_Dataset records_
▬▬▬

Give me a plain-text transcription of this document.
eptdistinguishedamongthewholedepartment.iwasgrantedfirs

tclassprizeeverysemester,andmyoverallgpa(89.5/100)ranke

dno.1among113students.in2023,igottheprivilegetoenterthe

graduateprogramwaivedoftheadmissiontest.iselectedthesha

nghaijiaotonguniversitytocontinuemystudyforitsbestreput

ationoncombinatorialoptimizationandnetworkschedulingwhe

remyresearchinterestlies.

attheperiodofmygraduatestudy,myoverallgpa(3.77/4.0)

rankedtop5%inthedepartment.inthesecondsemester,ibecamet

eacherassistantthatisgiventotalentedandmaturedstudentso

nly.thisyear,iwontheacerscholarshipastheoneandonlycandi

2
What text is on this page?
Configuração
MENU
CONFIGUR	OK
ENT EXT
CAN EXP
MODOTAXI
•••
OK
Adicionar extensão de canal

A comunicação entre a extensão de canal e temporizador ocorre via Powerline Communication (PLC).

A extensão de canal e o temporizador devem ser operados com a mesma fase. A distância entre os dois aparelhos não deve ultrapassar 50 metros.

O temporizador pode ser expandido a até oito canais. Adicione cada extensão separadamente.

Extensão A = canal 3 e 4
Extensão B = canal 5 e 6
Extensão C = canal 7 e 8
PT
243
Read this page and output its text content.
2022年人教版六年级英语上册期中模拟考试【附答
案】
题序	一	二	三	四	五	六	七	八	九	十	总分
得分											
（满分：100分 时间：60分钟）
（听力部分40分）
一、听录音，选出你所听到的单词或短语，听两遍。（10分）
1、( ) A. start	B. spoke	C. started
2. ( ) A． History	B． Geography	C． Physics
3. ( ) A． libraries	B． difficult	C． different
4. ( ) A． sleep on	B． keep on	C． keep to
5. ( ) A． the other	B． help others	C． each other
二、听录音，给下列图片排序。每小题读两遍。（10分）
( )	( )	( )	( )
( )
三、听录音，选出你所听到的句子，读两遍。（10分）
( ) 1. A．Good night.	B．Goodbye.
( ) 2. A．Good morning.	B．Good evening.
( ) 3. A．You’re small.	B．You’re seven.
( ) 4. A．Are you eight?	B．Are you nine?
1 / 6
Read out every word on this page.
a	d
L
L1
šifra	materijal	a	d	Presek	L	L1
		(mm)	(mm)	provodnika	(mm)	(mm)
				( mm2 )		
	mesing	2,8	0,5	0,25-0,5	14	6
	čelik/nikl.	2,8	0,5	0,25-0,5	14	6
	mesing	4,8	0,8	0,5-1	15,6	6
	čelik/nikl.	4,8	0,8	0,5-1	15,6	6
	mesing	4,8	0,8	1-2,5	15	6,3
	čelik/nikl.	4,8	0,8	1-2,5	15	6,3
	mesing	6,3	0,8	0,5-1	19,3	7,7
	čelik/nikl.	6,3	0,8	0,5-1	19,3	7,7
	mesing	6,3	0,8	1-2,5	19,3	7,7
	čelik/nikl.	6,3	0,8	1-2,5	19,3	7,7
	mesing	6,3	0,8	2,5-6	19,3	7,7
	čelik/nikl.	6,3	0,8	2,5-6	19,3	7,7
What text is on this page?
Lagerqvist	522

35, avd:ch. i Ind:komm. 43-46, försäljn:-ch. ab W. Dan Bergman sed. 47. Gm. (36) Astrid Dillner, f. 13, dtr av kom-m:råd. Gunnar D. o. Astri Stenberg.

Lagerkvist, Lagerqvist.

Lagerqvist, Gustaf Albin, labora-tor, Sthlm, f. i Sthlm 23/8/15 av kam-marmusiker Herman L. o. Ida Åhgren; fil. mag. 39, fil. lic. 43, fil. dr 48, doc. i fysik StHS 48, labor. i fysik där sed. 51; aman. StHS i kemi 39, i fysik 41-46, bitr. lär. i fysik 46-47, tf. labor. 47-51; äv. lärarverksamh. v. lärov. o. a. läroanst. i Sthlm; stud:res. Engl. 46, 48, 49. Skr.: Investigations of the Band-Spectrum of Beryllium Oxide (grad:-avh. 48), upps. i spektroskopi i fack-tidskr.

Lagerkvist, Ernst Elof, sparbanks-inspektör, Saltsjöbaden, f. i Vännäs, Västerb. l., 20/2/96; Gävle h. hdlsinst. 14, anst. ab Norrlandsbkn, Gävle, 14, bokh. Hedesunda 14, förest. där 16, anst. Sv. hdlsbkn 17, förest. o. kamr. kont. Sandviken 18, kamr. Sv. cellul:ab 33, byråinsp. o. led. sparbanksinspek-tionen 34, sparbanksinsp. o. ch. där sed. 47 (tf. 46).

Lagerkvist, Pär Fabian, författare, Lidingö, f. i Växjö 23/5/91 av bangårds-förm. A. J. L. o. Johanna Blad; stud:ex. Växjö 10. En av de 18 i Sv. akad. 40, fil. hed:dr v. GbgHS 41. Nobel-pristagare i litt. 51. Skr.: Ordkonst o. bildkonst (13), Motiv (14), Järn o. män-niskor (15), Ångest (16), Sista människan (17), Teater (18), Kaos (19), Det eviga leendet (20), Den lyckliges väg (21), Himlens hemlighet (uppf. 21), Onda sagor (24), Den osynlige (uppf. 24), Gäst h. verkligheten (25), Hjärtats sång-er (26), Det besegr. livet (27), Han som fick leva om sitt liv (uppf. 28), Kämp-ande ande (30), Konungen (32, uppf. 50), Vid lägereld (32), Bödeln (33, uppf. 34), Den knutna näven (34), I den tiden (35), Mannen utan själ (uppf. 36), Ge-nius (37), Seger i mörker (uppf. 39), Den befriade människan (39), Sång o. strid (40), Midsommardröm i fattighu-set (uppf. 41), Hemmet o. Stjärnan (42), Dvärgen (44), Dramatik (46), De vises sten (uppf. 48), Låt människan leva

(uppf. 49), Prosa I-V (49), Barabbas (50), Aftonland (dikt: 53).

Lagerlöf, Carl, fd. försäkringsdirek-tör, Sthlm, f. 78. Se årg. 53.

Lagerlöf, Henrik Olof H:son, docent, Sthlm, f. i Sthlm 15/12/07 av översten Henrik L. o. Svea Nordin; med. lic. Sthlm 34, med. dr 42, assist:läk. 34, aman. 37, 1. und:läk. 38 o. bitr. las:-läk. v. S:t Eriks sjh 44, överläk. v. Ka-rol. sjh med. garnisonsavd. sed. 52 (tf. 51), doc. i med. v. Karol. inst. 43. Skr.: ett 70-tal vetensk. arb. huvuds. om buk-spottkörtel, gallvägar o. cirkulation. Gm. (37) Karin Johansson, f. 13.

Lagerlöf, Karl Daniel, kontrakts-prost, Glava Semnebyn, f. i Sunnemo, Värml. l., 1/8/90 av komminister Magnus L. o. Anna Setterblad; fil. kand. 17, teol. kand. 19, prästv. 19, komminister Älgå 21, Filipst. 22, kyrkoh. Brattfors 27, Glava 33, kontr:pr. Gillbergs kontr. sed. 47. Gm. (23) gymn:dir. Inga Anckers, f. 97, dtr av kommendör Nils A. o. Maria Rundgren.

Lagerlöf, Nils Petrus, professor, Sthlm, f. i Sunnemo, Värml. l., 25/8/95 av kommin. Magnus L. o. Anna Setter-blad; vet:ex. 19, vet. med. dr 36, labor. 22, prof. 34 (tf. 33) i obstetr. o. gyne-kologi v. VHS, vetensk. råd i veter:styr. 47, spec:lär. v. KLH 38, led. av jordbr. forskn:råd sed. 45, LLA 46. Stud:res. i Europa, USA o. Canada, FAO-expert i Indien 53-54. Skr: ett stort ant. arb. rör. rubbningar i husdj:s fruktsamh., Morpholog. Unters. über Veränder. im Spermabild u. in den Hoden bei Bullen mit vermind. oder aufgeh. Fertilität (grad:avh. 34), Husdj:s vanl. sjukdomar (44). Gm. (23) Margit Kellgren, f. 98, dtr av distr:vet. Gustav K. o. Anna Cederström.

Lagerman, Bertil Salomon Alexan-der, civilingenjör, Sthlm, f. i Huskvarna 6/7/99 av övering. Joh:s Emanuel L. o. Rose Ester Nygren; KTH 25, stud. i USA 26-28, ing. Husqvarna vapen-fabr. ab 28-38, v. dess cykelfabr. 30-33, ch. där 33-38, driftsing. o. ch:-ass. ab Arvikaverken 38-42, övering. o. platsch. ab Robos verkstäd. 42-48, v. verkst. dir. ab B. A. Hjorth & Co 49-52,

▬▬▬

_Your instructions_
Report the number of lines in the listing above that include the word "Lagerlöf", and nothing else.

_Answer below_
4